Text
The provider initializes its state to the default locale ("en") on both server and first client render — this matters because reading from localStorage in a useState initializer would cause a hydration mismatch and force React to discard the entire mismatched subtree (which restarts every CSS animation). The persisted locale is restored in a useLayoutEffect that runs synchronously before the first paint, so French users never see a flash of English content.

Adding a translation key

Translations live in the translations object at the top of lib/i18n.tsx. Add the same key under both en and fr blocks — TypeScript will fail the build if a key is missing on one side.

const translations = {
  en: {
    "header.search": "Search...",
    "myFeature.title": "Hello, world",
    /* ... */
  },
  fr: {
    "header.search": "Rechercher...",
    "myFeature.title": "Bonjour, monde",
    /* ... */
  },
} as const

Reading translations in a component

"use client"
import { useTranslations } from "@/lib/i18n"

export function MyButton() {
  const t = useTranslations()
  return <button>{t("myFeature.title")}</button>
}

For server components or places where a hook would be awkward, use the <TranslatedText k="…" /> wrapper:

import { TranslatedText } from "@/components/translated-text"
;<h1><TranslatedText k="myFeature.title" /></h1>

The labels prop pattern on blocks

Every block that contains user-facing text exposes a labels?: Partial<...Labels> prop. The defaults are sensible English strings, so unmodified consumers don't need to do anything — but if your project uses i18n, you can hand the block a fully-localized labels object.

SearchFilterBar

<SearchFilterBar
  query={query}
  onQueryChange={setQuery}
  filters={filters}
  activeFilters={activeFilters}
  onFiltersChange={setActiveFilters}
  placeholder={t("invoices.searchPlaceholder")}
  labels={{
    addFilter: t("filterBar.addFilter"),
    allFiltersActive: t("filterBar.allFiltersActive"),
    clearAll: t("filterBar.clearAll"),
    clearSearchAria: t("filterBar.clearSearchAria"),
    filtersAria: t("filterBar.filtersAria"),
    removeFilterAria: (label) => t("filterBar.removeFilterAria", { label }),
    selectFilterPlaceholder: (label) => t("filterBar.selectFilterPlaceholder", { label }),
  }}
/>

Notice that removeFilterAria and selectFilterPlaceholder are functions — they receive the per-filter label so the resulting string is interpolated, not concatenated.

What to do
Please rewrite the translation documentation from "For server components" to "fully-localized labels object.", replacing "awkward" with "clumsy".

(Rows from a dataset)
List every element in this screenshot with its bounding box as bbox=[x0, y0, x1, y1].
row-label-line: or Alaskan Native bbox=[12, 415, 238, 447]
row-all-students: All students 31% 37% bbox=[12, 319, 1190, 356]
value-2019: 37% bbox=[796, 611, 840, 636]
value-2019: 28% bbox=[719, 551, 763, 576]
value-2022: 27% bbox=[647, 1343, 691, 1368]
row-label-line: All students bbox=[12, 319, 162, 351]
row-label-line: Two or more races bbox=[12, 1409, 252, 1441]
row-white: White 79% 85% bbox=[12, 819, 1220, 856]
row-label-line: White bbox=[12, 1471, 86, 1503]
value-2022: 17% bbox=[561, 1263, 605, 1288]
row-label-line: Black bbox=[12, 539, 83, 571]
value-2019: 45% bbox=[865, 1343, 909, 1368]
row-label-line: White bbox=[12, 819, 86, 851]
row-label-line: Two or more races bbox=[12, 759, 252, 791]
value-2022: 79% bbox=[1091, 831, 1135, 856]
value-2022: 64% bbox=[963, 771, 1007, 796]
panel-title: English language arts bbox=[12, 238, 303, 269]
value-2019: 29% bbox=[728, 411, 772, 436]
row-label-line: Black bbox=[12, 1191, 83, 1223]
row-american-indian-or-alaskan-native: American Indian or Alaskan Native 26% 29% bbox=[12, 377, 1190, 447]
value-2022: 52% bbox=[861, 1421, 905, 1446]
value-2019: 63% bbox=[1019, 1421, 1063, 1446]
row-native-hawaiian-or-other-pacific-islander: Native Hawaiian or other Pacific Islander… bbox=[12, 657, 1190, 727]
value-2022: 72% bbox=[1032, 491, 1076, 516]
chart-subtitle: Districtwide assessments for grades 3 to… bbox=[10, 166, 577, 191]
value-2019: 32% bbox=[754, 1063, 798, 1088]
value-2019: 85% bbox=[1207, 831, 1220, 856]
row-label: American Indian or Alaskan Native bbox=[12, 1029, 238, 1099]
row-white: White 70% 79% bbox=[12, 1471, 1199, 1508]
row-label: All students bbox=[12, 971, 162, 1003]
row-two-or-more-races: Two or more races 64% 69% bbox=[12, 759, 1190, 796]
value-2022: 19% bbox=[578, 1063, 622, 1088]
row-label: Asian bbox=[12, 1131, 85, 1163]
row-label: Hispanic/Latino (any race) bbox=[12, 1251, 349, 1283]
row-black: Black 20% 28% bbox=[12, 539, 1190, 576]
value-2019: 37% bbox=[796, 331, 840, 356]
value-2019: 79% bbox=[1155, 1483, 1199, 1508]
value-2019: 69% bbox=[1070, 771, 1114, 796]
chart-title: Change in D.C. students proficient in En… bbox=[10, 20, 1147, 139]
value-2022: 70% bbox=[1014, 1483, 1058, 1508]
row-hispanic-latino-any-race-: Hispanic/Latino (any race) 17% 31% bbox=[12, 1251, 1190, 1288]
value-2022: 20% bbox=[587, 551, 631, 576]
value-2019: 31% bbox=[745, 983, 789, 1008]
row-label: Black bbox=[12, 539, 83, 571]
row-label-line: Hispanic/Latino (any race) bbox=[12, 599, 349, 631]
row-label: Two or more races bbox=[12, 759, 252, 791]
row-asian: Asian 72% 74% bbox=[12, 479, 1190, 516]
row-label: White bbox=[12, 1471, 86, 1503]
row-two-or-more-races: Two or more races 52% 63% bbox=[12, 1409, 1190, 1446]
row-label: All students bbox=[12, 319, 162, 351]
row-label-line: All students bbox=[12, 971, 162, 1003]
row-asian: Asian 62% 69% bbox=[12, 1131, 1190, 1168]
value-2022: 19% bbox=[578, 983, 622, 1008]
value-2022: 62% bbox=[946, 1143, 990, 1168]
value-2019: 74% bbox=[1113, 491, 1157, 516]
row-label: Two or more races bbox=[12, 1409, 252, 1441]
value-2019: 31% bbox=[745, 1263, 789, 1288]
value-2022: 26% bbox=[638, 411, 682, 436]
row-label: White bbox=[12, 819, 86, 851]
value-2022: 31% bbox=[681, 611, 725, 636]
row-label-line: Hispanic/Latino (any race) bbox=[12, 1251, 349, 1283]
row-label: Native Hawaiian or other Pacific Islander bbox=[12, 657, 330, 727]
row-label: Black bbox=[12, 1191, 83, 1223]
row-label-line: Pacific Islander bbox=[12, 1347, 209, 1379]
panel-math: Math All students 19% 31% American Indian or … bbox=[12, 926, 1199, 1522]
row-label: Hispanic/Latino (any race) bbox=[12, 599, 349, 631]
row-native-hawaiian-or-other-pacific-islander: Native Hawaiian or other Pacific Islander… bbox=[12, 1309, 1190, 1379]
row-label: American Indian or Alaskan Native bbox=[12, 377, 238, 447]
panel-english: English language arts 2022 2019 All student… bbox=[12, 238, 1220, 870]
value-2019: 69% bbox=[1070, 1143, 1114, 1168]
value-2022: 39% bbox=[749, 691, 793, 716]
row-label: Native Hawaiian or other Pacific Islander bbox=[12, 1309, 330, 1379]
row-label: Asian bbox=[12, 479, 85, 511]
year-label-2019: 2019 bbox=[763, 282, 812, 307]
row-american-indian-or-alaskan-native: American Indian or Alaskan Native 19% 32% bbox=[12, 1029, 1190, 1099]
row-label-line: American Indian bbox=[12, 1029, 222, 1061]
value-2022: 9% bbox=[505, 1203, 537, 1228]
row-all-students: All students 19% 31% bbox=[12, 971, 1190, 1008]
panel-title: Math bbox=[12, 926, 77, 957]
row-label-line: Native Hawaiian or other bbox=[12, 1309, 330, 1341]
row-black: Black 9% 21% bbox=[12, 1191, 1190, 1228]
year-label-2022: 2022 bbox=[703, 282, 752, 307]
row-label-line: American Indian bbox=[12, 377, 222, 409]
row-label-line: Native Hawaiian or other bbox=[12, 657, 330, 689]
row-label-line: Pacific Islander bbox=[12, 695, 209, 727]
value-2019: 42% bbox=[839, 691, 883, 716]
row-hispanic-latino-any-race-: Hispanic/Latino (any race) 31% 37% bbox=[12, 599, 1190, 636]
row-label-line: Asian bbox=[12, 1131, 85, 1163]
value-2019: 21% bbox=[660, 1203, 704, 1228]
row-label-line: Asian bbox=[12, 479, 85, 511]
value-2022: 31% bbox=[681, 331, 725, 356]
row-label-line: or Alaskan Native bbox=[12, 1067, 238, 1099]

Solved exercise
For server components or places where a hook would be clumsy, use the <TranslatedText k="…" /> wrapper:

import { TranslatedText } from "@/components/translated-text"
;<h1><TranslatedText k="myFeature.title" /></h1>

The labels prop pattern on blocks

Every block that contains user-facing text exposes a labels?: Partial<...Labels> prop. The defaults are sensible English strings, so unmodified consumers don't need to do anything — but if your project uses i18n, you can hand the block a fully-localized labels object.